WHAT THIS TASK INVOLVES
Omit every image, and transcribe the remaining entries exactly as given.

>>>>

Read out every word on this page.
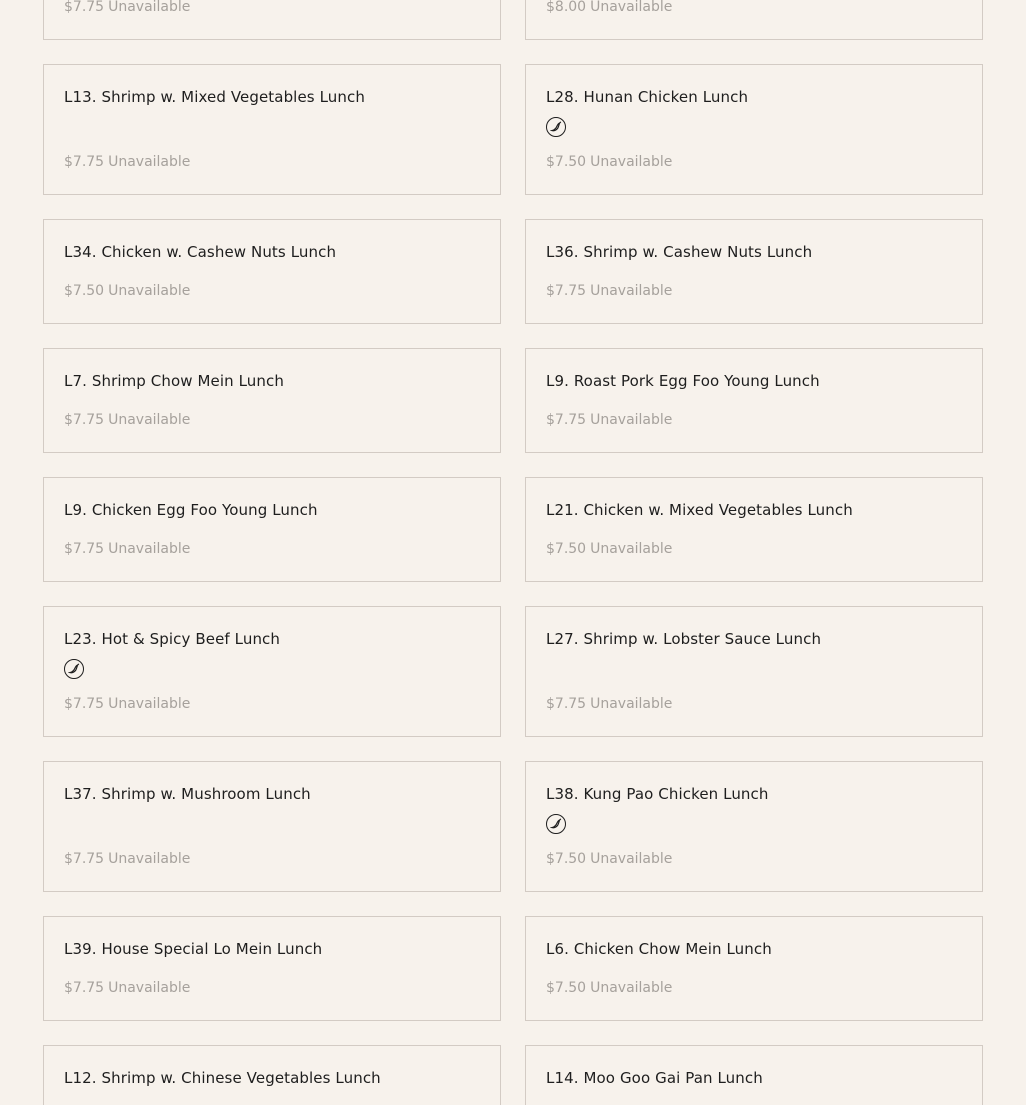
$7.75 Unavailable	$8.00 Unavailable
L13. Shrimp w. Mixed Vegetables Lunch
$7.75 Unavailable
L28. Hunan Chicken Lunch
$7.50 Unavailable
L34. Chicken w. Cashew Nuts Lunch
$7.50 Unavailable
L36. Shrimp w. Cashew Nuts Lunch
$7.75 Unavailable
L7. Shrimp Chow Mein Lunch
$7.75 Unavailable
L9. Roast Pork Egg Foo Young Lunch
$7.75 Unavailable
L9. Chicken Egg Foo Young Lunch
$7.75 Unavailable
L21. Chicken w. Mixed Vegetables Lunch
$7.50 Unavailable
L23. Hot & Spicy Beef Lunch
$7.75 Unavailable
L27. Shrimp w. Lobster Sauce Lunch
$7.75 Unavailable
L37. Shrimp w. Mushroom Lunch
$7.75 Unavailable
L38. Kung Pao Chicken Lunch
$7.50 Unavailable
L39. House Special Lo Mein Lunch
$7.75 Unavailable
L6. Chicken Chow Mein Lunch
$7.50 Unavailable
L12. Shrimp w. Chinese Vegetables Lunch	L14. Moo Goo Gai Pan Lunch
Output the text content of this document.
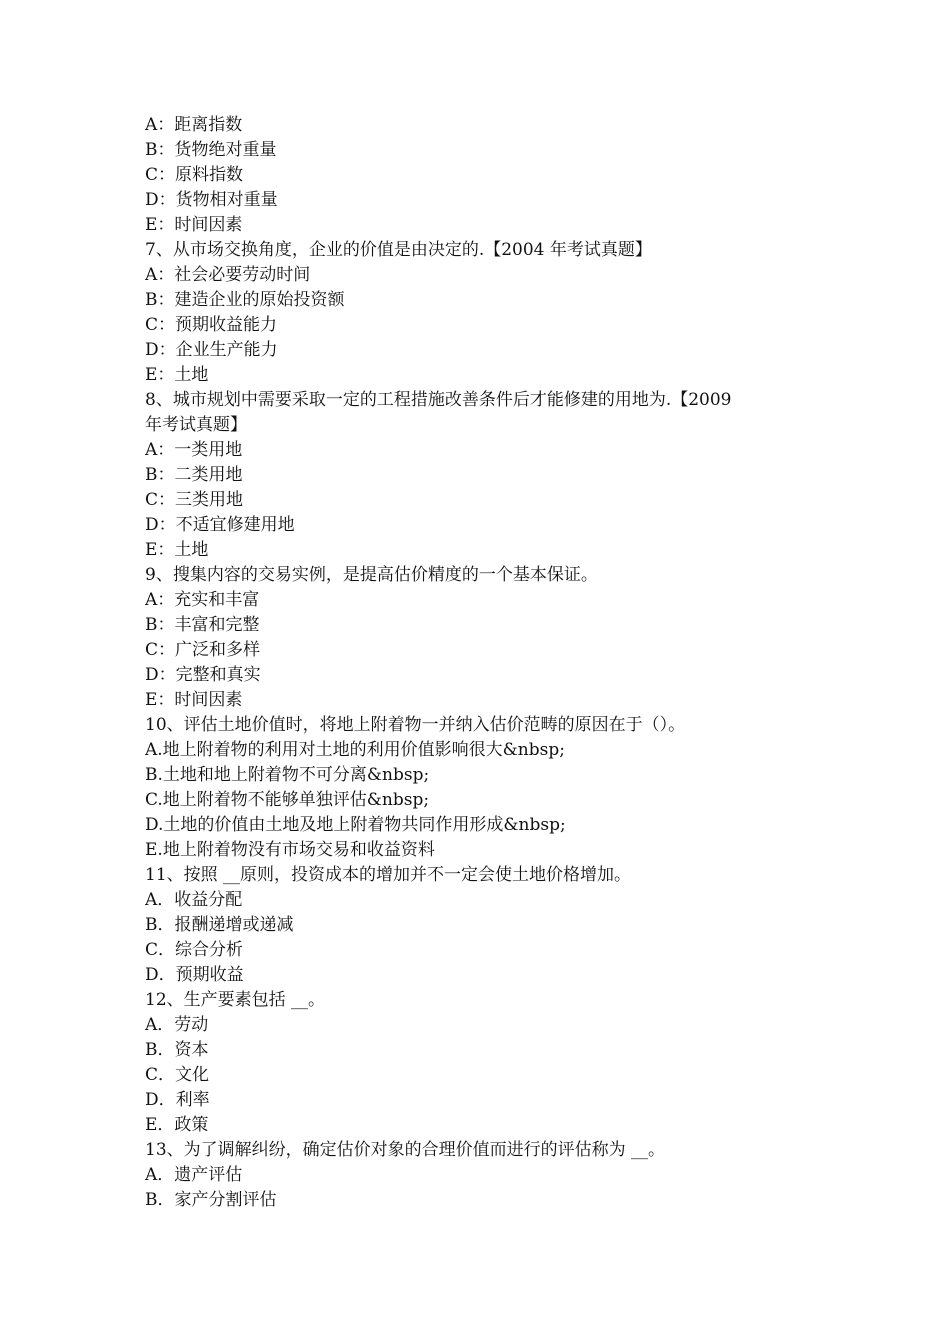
A：距离指数
B：货物绝对重量
C：原料指数
D：货物相对重量
E：时间因素
7、从市场交换角度，企业的价值是由决定的.【2004 年考试真题】
A：社会必要劳动时间
B：建造企业的原始投资额
C：预期收益能力
D：企业生产能力
E：土地
8、城市规划中需要采取一定的工程措施改善条件后才能修建的用地为.【2009
年考试真题】
A：一类用地
B：二类用地
C：三类用地
D：不适宜修建用地
E：土地
9、搜集内容的交易实例，是提高估价精度的一个基本保证。
A：充实和丰富
B：丰富和完整
C：广泛和多样
D：完整和真实
E：时间因素
10、评估土地价值时，将地上附着物一并纳入估价范畴的原因在于（）。
A.地上附着物的利用对土地的利用价值影响很大&nbsp;
B.土地和地上附着物不可分离&nbsp;
C.地上附着物不能够单独评估&nbsp;
D.土地的价值由土地及地上附着物共同作用形成&nbsp;
E.地上附着物没有市场交易和收益资料
11、按照 __原则，投资成本的增加并不一定会使土地价格增加。
A．收益分配
B．报酬递增或递减
C．综合分析
D．预期收益
12、生产要素包括 __。
A．劳动
B．资本
C．文化
D．利率
E．政策
13、为了调解纠纷，确定估价对象的合理价值而进行的评估称为 __。
A．遗产评估
B．家产分割评估
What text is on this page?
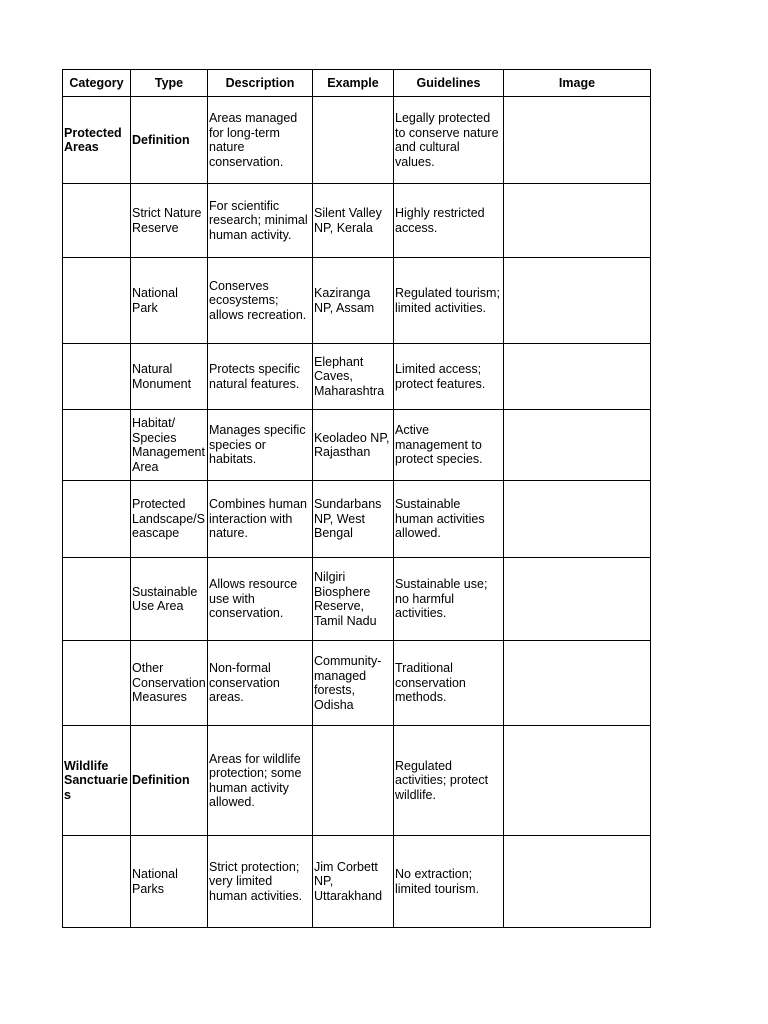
Category	Type	Description	Example	Guidelines	Image
Protected Areas	Definition	Areas managed for long-term nature conservation.		Legally protected to conserve nature and cultural values.	
	Strict Nature Reserve	For scientific research; minimal human activity.	Silent Valley NP, Kerala	Highly restricted access.	
	National Park	Conserves ecosystems; allows recreation.	Kaziranga NP, Assam	Regulated tourism; limited activities.	
	Natural Monument	Protects specific natural features.	Elephant Caves, Maharashtra	Limited access; protect features.	
	Habitat/ Species Management Area	Manages specific species or habitats.	Keoladeo NP, Rajasthan	Active management to protect species.	
	Protected Landscape/Seascape	Combines human interaction with nature.	Sundarbans NP, West Bengal	Sustainable human activities allowed.	
	Sustainable Use Area	Allows resource use with conservation.	Nilgiri Biosphere Reserve, Tamil Nadu	Sustainable use; no harmful activities.	
	Other Conservation Measures	Non-formal conservation areas.	Community-managed forests, Odisha	Traditional conservation methods.	
Wildlife Sanctuaries	Definition	Areas for wildlife protection; some human activity allowed.		Regulated activities; protect wildlife.	
	National Parks	Strict protection; very limited human activities.	Jim Corbett NP, Uttarakhand	No extraction; limited tourism.	
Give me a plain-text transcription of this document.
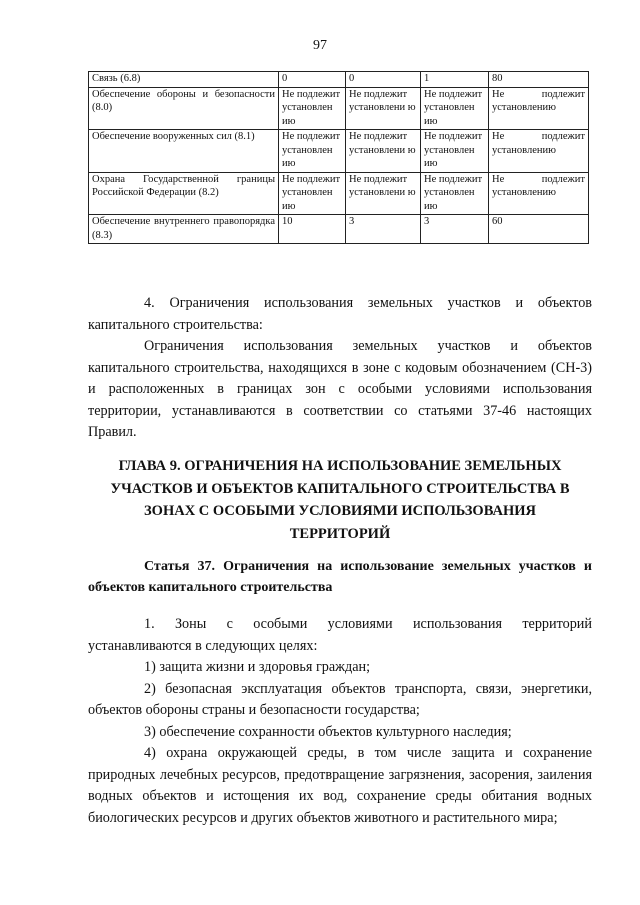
97
Связь (6.8)	0	0	1	80
Обеспечение обороны и безопасности (8.0)	Не подлежит установлен ию	Не подлежит установлени ю	Не подлежит установлен ию	Не подлежит установлению
Обеспечение вооруженных сил (8.1)	Не подлежит установлен ию	Не подлежит установлени ю	Не подлежит установлен ию	Не подлежит установлению
Охрана Государственной границы Российской Федерации (8.2)	Не подлежит установлен ию	Не подлежит установлени ю	Не подлежит установлен ию	Не подлежит установлению
Обеспечение внутреннего правопорядка (8.3)	10	3	3	60

4. Ограничения использования земельных участков и объектов капитального строительства:

Ограничения использования земельных участков и объектов капитального строительства, находящихся в зоне с кодовым обозначением (СН-3) и расположенных в границах зон с особыми условиями использования территории, устанавливаются в соответствии со статьями 37-46 настоящих Правил.

ГЛАВА 9. ОГРАНИЧЕНИЯ НА ИСПОЛЬЗОВАНИЕ ЗЕМЕЛЬНЫХ
УЧАСТКОВ И ОБЪЕКТОВ КАПИТАЛЬНОГО СТРОИТЕЛЬСТВА В
ЗОНАХ С ОСОБЫМИ УСЛОВИЯМИ ИСПОЛЬЗОВАНИЯ
ТЕРРИТОРИЙ
Статья 37. Ограничения на использование земельных участков и
объектов капитального строительства

1. Зоны с особыми условиями использования территорий устанавливаются в следующих целях:

1) защита жизни и здоровья граждан;

2) безопасная эксплуатация объектов транспорта, связи, энергетики, объектов обороны страны и безопасности государства;

3) обеспечение сохранности объектов культурного наследия;

4) охрана окружающей среды, в том числе защита и сохранение природных лечебных ресурсов, предотвращение загрязнения, засорения, заиления водных объектов и истощения их вод, сохранение среды обитания водных биологических ресурсов и других объектов животного и растительного мира;
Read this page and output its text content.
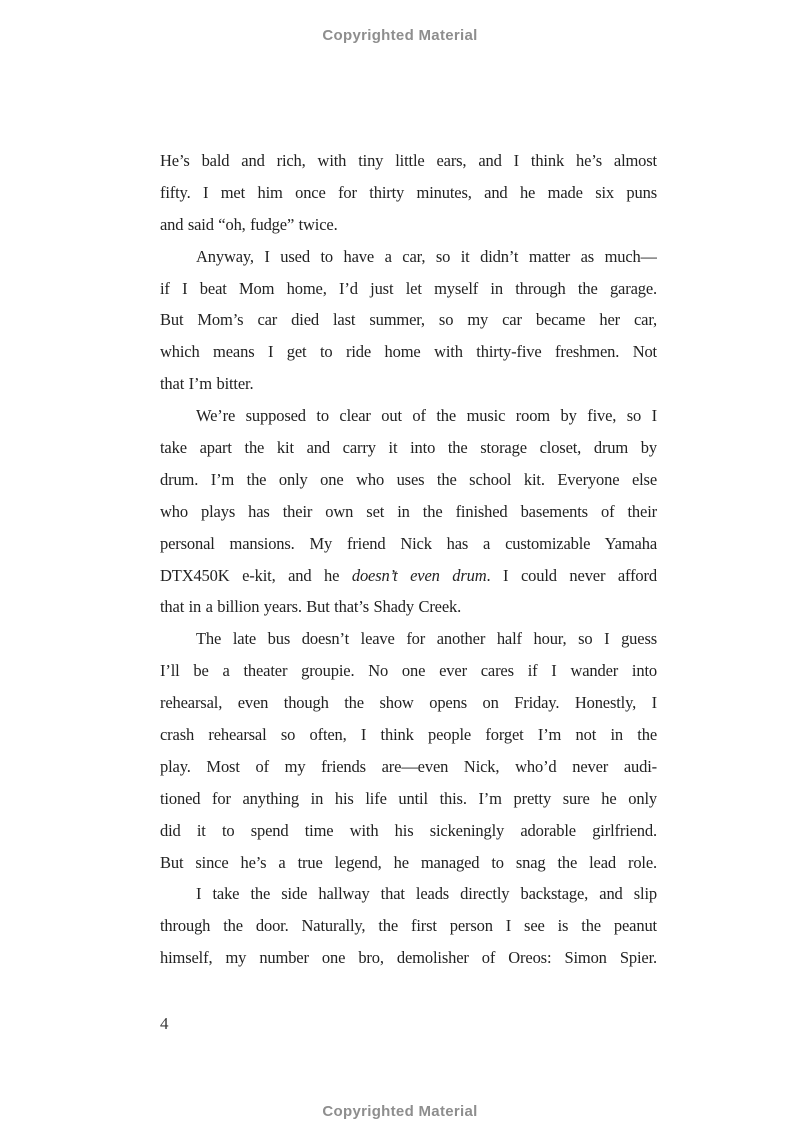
Copyrighted Material
He’s bald and rich, with tiny little ears, and I think he’s almost
fifty. I met him once for thirty minutes, and he made six puns
and said “oh, fudge” twice.
Anyway, I used to have a car, so it didn’t matter as much—
if I beat Mom home, I’d just let myself in through the garage.
But Mom’s car died last summer, so my car became her car,
which means I get to ride home with thirty-five freshmen. Not
that I’m bitter.
We’re supposed to clear out of the music room by five, so I
take apart the kit and carry it into the storage closet, drum by
drum. I’m the only one who uses the school kit. Everyone else
who plays has their own set in the finished basements of their
personal mansions. My friend Nick has a customizable Yamaha
DTX450K e-kit, and he doesn’t even drum. I could never afford
that in a billion years. But that’s Shady Creek.
The late bus doesn’t leave for another half hour, so I guess
I’ll be a theater groupie. No one ever cares if I wander into
rehearsal, even though the show opens on Friday. Honestly, I
crash rehearsal so often, I think people forget I’m not in the
play. Most of my friends are—even Nick, who’d never audi-
tioned for anything in his life until this. I’m pretty sure he only
did it to spend time with his sickeningly adorable girlfriend.
But since he’s a true legend, he managed to snag the lead role.
I take the side hallway that leads directly backstage, and slip
through the door. Naturally, the first person I see is the peanut
himself, my number one bro, demolisher of Oreos: Simon Spier.
4
Copyrighted Material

<<<<

FINISHED EXERCISE
Read out every word on this page.
$7.75 Unavailable	$8.00 Unavailable
L13. Shrimp w. Mixed Vegetables Lunch
$7.75 Unavailable
L28. Hunan Chicken Lunch
$7.50 Unavailable
L34. Chicken w. Cashew Nuts Lunch
$7.50 Unavailable
L36. Shrimp w. Cashew Nuts Lunch
$7.75 Unavailable
L7. Shrimp Chow Mein Lunch
$7.75 Unavailable
L9. Roast Pork Egg Foo Young Lunch
$7.75 Unavailable
L9. Chicken Egg Foo Young Lunch
$7.75 Unavailable
L21. Chicken w. Mixed Vegetables Lunch
$7.50 Unavailable
L23. Hot & Spicy Beef Lunch
$7.75 Unavailable
L27. Shrimp w. Lobster Sauce Lunch
$7.75 Unavailable
L37. Shrimp w. Mushroom Lunch
$7.75 Unavailable
L38. Kung Pao Chicken Lunch
$7.50 Unavailable
L39. House Special Lo Mein Lunch
$7.75 Unavailable
L6. Chicken Chow Mein Lunch
$7.50 Unavailable
L12. Shrimp w. Chinese Vegetables Lunch	L14. Moo Goo Gai Pan Lunch
Output the text content of this document.
A：距离指数
B：货物绝对重量
C：原料指数
D：货物相对重量
E：时间因素
7、从市场交换角度，企业的价值是由决定的.【2004 年考试真题】
A：社会必要劳动时间
B：建造企业的原始投资额
C：预期收益能力
D：企业生产能力
E：土地
8、城市规划中需要采取一定的工程措施改善条件后才能修建的用地为.【2009
年考试真题】
A：一类用地
B：二类用地
C：三类用地
D：不适宜修建用地
E：土地
9、搜集内容的交易实例，是提高估价精度的一个基本保证。
A：充实和丰富
B：丰富和完整
C：广泛和多样
D：完整和真实
E：时间因素
10、评估土地价值时，将地上附着物一并纳入估价范畴的原因在于（）。
A.地上附着物的利用对土地的利用价值影响很大&nbsp;
B.土地和地上附着物不可分离&nbsp;
C.地上附着物不能够单独评估&nbsp;
D.土地的价值由土地及地上附着物共同作用形成&nbsp;
E.地上附着物没有市场交易和收益资料
11、按照 __原则，投资成本的增加并不一定会使土地价格增加。
A．收益分配
B．报酬递增或递减
C．综合分析
D．预期收益
12、生产要素包括 __。
A．劳动
B．资本
C．文化
D．利率
E．政策
13、为了调解纠纷，确定估价对象的合理价值而进行的评估称为 __。
A．遗产评估
B．家产分割评估
What text is on this page?
Category	Type	Description	Example	Guidelines	Image
Protected Areas	Definition	Areas managed for long-term nature conservation.		Legally protected to conserve nature and cultural values.	
	Strict Nature Reserve	For scientific research; minimal human activity.	Silent Valley NP, Kerala	Highly restricted access.	
	National Park	Conserves ecosystems; allows recreation.	Kaziranga NP, Assam	Regulated tourism; limited activities.	
	Natural Monument	Protects specific natural features.	Elephant Caves, Maharashtra	Limited access; protect features.	
	Habitat/ Species Management Area	Manages specific species or habitats.	Keoladeo NP, Rajasthan	Active management to protect species.	
	Protected Landscape/Seascape	Combines human interaction with nature.	Sundarbans NP, West Bengal	Sustainable human activities allowed.	
	Sustainable Use Area	Allows resource use with conservation.	Nilgiri Biosphere Reserve, Tamil Nadu	Sustainable use; no harmful activities.	
	Other Conservation Measures	Non-formal conservation areas.	Community-managed forests, Odisha	Traditional conservation methods.	
Wildlife Sanctuaries	Definition	Areas for wildlife protection; some human activity allowed.		Regulated activities; protect wildlife.	
	National Parks	Strict protection; very limited human activities.	Jim Corbett NP, Uttarakhand	No extraction; limited tourism.	
Give me a plain-text transcription of this document.
97
Связь (6.8)	0	0	1	80
Обеспечение обороны и безопасности (8.0)	Не подлежит установлен ию	Не подлежит установлени ю	Не подлежит установлен ию	Не подлежит установлению
Обеспечение вооруженных сил (8.1)	Не подлежит установлен ию	Не подлежит установлени ю	Не подлежит установлен ию	Не подлежит установлению
Охрана Государственной границы Российской Федерации (8.2)	Не подлежит установлен ию	Не подлежит установлени ю	Не подлежит установлен ию	Не подлежит установлению
Обеспечение внутреннего правопорядка (8.3)	10	3	3	60

4. Ограничения использования земельных участков и объектов капитального строительства:

Ограничения использования земельных участков и объектов капитального строительства, находящихся в зоне с кодовым обозначением (СН-3) и расположенных в границах зон с особыми условиями использования территории, устанавливаются в соответствии со статьями 37-46 настоящих Правил.

ГЛАВА 9. ОГРАНИЧЕНИЯ НА ИСПОЛЬЗОВАНИЕ ЗЕМЕЛЬНЫХ
УЧАСТКОВ И ОБЪЕКТОВ КАПИТАЛЬНОГО СТРОИТЕЛЬСТВА В
ЗОНАХ С ОСОБЫМИ УСЛОВИЯМИ ИСПОЛЬЗОВАНИЯ
ТЕРРИТОРИЙ
Статья 37. Ограничения на использование земельных участков и
объектов капитального строительства

1. Зоны с особыми условиями использования территорий устанавливаются в следующих целях:

1) защита жизни и здоровья граждан;

2) безопасная эксплуатация объектов транспорта, связи, энергетики, объектов обороны страны и безопасности государства;

3) обеспечение сохранности объектов культурного наследия;

4) охрана окружающей среды, в том числе защита и сохранение природных лечебных ресурсов, предотвращение загрязнения, засорения, заиления водных объектов и истощения их вод, сохранение среды обитания водных биологических ресурсов и других объектов животного и растительного мира;
Read this page and output its text content.
Copyrighted Material
He’s bald and rich, with tiny little ears, and I think he’s almost
fifty. I met him once for thirty minutes, and he made six puns
and said “oh, fudge” twice.
Anyway, I used to have a car, so it didn’t matter as much—
if I beat Mom home, I’d just let myself in through the garage.
But Mom’s car died last summer, so my car became her car,
which means I get to ride home with thirty-five freshmen. Not
that I’m bitter.
We’re supposed to clear out of the music room by five, so I
take apart the kit and carry it into the storage closet, drum by
drum. I’m the only one who uses the school kit. Everyone else
who plays has their own set in the finished basements of their
personal mansions. My friend Nick has a customizable Yamaha
DTX450K e-kit, and he doesn’t even drum. I could never afford
that in a billion years. But that’s Shady Creek.
The late bus doesn’t leave for another half hour, so I guess
I’ll be a theater groupie. No one ever cares if I wander into
rehearsal, even though the show opens on Friday. Honestly, I
crash rehearsal so often, I think people forget I’m not in the
play. Most of my friends are—even Nick, who’d never audi-
tioned for anything in his life until this. I’m pretty sure he only
did it to spend time with his sickeningly adorable girlfriend.
But since he’s a true legend, he managed to snag the lead role.
I take the side hallway that leads directly backstage, and slip
through the door. Naturally, the first person I see is the peanut
himself, my number one bro, demolisher of Oreos: Simon Spier.
4
Copyrighted Material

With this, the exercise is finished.